The script running with data that took almost five minutes now runs in 18 seconds!!

The 8 hour data file takes less than 14 minutes to run (And 2 of that is just counting the records in the file so I can build a progress bar)

Before any changes:

Script Elapsed Time (HH:MM:SS) 00:04:54

After moving as much as I could outside the inner loop:

Script Elapsed Time (HH:MM:SS) 00:02:56

After using the hash table:

Script Elapsed Time (HH:MM:SS) 00:00:18

Thank you to @mistersmith, their suggestion of a hash table made me rethink the loop and I used a hash table to tell if the loop was needed. That had the largest impact.

Also, thank you to @mclayton. The recommendation to move parts outside the inner loop by itself cut run time about in half. However, with the hash table, the loop is being executed significantly less, so the impact is somewhat reduced, but it was still an excellent suggestion and a reminder to always do things as few times as you can get away with.

The code I added was:

Read the list into a hash table separate from the table I was using. (I know I could have just used the hash table for everything, but the table is small and this required less overall code changes to what I already wrote):

$ICACList = @{}
Import-Csv -Path $Path2 | ForEach-Object { $ICACList[$_.'ICAC'] = $_ }

Then, I simply added an if statement before each of the inner while loops:

        if ($icaclist[$itkey]) {
            foreach ($item2 in $ICList) { 
    if ($icaclist[$itkey]) {
        foreach ($item2 in $ICList) { 

Turns out the mix of work on these files, there really are very few items that qualified for the inner loop, so reducing that had a huge impact.

Thank you to everyone who responded. It really was a combination of suggestions that helped me greatly improve this script and I learned a lot in the process.
━━━━━━━━━━━━━━━━━━━━━━━━━━━━━━
> **ASSIGNMENT 1**
In the post about speeding up the script, how long does the 8 hour data file now take to run?
> **ASSIGNMENT 2**
List every elapsed time reported in the script post, each with the stage it belongs to.
The records have no role in this exercise.
━━━━━━━━━━━━━━━━━━━━━━━━━━━━━━
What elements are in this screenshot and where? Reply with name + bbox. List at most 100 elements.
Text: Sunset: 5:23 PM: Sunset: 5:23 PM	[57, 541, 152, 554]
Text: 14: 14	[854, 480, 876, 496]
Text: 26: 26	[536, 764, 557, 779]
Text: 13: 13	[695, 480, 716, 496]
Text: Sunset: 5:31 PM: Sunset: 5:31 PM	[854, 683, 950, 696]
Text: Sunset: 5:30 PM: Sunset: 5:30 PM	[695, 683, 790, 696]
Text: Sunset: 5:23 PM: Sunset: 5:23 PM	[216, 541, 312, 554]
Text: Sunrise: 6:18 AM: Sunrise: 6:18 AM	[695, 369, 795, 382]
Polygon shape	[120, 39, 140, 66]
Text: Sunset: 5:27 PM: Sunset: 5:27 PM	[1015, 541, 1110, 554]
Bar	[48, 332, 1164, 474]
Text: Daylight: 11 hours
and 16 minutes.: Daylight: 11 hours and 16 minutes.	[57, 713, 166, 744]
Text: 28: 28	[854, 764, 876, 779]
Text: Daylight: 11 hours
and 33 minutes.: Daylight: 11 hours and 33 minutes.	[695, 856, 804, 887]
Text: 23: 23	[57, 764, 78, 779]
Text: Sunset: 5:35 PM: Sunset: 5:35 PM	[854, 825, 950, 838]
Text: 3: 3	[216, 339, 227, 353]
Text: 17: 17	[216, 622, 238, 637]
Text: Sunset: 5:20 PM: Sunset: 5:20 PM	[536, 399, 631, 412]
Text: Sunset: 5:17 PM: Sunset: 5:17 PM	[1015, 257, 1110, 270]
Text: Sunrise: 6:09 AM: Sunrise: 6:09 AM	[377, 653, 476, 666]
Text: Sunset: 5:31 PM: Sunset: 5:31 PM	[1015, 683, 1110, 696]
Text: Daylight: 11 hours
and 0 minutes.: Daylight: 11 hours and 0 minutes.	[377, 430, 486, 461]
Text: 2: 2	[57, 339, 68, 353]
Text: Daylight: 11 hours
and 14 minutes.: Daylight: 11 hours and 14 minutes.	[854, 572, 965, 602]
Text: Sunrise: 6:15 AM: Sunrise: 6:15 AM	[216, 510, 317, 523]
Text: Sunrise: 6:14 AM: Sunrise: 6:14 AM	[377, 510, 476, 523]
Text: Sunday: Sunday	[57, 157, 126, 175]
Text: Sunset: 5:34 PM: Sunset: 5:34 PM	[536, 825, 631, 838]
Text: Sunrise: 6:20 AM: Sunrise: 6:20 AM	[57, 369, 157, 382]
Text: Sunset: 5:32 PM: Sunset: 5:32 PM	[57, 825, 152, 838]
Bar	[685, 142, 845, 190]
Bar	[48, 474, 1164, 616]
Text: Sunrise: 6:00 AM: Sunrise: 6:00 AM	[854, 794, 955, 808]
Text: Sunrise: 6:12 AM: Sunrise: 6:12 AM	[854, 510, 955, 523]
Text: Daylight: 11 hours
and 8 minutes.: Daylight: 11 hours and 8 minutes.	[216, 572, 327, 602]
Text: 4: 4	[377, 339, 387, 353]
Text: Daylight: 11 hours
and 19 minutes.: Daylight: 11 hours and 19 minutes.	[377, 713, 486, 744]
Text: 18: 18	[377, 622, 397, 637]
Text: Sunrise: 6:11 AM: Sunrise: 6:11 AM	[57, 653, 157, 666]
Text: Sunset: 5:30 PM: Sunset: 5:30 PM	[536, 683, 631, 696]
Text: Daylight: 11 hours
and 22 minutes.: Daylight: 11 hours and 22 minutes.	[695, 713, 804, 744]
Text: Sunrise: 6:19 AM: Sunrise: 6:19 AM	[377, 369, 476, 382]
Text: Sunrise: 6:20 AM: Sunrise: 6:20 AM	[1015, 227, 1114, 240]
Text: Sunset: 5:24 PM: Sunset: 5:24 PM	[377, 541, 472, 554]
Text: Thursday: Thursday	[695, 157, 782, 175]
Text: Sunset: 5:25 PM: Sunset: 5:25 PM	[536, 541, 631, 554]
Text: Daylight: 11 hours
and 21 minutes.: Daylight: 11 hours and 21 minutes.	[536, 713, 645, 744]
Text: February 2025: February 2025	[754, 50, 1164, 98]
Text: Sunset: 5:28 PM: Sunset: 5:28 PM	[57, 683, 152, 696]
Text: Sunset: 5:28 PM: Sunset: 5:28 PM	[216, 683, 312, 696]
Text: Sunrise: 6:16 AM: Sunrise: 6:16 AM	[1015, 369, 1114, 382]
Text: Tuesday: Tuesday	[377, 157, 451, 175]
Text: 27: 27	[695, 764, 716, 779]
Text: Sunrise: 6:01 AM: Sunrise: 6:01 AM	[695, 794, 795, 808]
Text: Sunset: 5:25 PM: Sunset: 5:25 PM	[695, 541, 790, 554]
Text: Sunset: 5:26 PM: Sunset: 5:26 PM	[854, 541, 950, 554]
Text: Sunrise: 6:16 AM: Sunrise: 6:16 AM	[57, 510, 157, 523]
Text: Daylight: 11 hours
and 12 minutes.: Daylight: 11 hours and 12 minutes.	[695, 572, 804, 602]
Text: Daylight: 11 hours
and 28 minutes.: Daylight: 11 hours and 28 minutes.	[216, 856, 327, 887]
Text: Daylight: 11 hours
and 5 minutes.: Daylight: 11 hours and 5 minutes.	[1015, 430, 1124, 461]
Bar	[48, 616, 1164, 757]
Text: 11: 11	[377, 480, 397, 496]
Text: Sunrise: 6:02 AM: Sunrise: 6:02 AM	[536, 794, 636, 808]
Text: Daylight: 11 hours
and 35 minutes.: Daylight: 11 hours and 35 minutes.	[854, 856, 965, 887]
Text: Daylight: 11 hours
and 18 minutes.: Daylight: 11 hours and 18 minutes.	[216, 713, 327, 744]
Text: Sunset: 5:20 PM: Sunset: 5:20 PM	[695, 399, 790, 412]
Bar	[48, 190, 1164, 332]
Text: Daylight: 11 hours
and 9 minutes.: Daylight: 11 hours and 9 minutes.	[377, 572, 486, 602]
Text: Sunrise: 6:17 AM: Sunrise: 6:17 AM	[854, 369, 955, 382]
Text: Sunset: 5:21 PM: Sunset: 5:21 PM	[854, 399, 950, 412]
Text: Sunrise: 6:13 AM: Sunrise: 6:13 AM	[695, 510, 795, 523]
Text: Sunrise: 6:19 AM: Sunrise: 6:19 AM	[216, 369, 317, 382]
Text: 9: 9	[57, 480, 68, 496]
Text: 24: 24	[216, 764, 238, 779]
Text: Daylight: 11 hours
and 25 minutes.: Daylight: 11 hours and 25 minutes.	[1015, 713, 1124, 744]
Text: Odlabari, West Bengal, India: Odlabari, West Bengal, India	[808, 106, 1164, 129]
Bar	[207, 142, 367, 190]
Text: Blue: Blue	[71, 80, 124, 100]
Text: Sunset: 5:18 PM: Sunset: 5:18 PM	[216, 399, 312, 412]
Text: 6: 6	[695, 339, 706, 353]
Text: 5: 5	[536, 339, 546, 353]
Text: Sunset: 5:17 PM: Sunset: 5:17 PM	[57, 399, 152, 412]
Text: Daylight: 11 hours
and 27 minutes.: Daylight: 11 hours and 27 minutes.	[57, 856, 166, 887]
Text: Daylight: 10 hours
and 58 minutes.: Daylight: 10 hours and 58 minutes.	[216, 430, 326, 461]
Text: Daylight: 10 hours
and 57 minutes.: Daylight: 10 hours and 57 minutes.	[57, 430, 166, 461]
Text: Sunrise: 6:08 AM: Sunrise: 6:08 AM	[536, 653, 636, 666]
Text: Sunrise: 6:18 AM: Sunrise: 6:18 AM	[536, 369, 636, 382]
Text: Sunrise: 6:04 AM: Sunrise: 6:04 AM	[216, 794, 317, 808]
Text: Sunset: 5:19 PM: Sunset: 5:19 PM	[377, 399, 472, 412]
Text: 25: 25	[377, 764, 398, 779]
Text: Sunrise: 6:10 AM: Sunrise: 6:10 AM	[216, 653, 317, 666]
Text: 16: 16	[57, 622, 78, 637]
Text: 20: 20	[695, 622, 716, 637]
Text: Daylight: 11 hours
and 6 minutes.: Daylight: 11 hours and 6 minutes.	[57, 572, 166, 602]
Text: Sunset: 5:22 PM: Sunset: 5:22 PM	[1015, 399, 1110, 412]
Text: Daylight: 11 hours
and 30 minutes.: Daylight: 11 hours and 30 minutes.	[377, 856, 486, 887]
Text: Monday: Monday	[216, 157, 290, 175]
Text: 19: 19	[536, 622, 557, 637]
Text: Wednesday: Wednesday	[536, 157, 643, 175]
━━━━━━━━━━━━━━━━━━━━━━━━━━━━━━
> **PROBLEM SOLUTION 1**
Less than 14 minutes.

> **PROBLEM SOLUTION 2**
- Before any changes: 00:04:54
- After moving as much as possible outside the inner loop: 00:02:56
- After using the hash table: 00:00:18